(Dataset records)
###

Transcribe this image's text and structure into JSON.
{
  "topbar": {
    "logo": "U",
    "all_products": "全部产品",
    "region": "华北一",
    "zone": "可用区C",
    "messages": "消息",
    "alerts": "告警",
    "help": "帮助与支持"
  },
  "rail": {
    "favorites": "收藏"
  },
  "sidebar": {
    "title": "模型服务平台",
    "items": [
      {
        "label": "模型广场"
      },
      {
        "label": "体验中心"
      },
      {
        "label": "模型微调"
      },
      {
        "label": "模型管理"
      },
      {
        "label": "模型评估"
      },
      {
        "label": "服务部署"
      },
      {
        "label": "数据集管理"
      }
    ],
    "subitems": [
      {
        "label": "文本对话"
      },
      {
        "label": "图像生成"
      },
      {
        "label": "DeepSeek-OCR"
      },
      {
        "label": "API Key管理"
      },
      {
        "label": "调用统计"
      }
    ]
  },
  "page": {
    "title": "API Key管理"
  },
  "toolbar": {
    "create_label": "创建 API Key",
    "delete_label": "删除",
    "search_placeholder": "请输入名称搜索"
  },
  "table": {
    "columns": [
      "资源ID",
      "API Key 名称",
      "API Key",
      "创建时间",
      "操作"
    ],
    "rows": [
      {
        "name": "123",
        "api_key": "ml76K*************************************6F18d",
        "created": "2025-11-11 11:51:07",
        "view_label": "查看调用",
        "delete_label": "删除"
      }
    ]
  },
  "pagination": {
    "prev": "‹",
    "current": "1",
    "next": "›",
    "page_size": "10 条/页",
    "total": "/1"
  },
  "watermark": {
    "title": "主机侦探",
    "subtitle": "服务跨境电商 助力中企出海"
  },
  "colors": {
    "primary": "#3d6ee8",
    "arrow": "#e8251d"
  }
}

###

** INSTRUCTIONS TO FOLLOW **
Return every entry verbatim.

** ANSWER **
Transcribe this image's text and structure into JSON.
{
  "topbar": {
    "logo": "U",
    "all_products": "全部产品",
    "region": "华北一",
    "zone": "可用区C",
    "messages": "消息",
    "alerts": "告警",
    "help": "帮助与支持"
  },
  "rail": {
    "favorites": "收藏"
  },
  "sidebar": {
    "title": "模型服务平台",
    "items": [
      {
        "label": "模型广场"
      },
      {
        "label": "体验中心"
      },
      {
        "label": "模型微调"
      },
      {
        "label": "模型管理"
      },
      {
        "label": "模型评估"
      },
      {
        "label": "服务部署"
      },
      {
        "label": "数据集管理"
      }
    ],
    "subitems": [
      {
        "label": "文本对话"
      },
      {
        "label": "图像生成"
      },
      {
        "label": "DeepSeek-OCR"
      },
      {
        "label": "API Key管理"
      },
      {
        "label": "调用统计"
      }
    ]
  },
  "page": {
    "title": "API Key管理"
  },
  "toolbar": {
    "create_label": "创建 API Key",
    "delete_label": "删除",
    "search_placeholder": "请输入名称搜索"
  },
  "table": {
    "columns": [
      "资源ID",
      "API Key 名称",
      "API Key",
      "创建时间",
      "操作"
    ],
    "rows": [
      {
        "name": "123",
        "api_key": "ml76K*************************************6F18d",
        "created": "2025-11-11 11:51:07",
        "view_label": "查看调用",
        "delete_label": "删除"
      }
    ]
  },
  "pagination": {
    "prev": "‹",
    "current": "1",
    "next": "›",
    "page_size": "10 条/页",
    "total": "/1"
  },
  "watermark": {
    "title": "主机侦探",
    "subtitle": "服务跨境电商 助力中企出海"
  },
  "colors": {
    "primary": "#3d6ee8",
    "arrow": "#e8251d"
  }
}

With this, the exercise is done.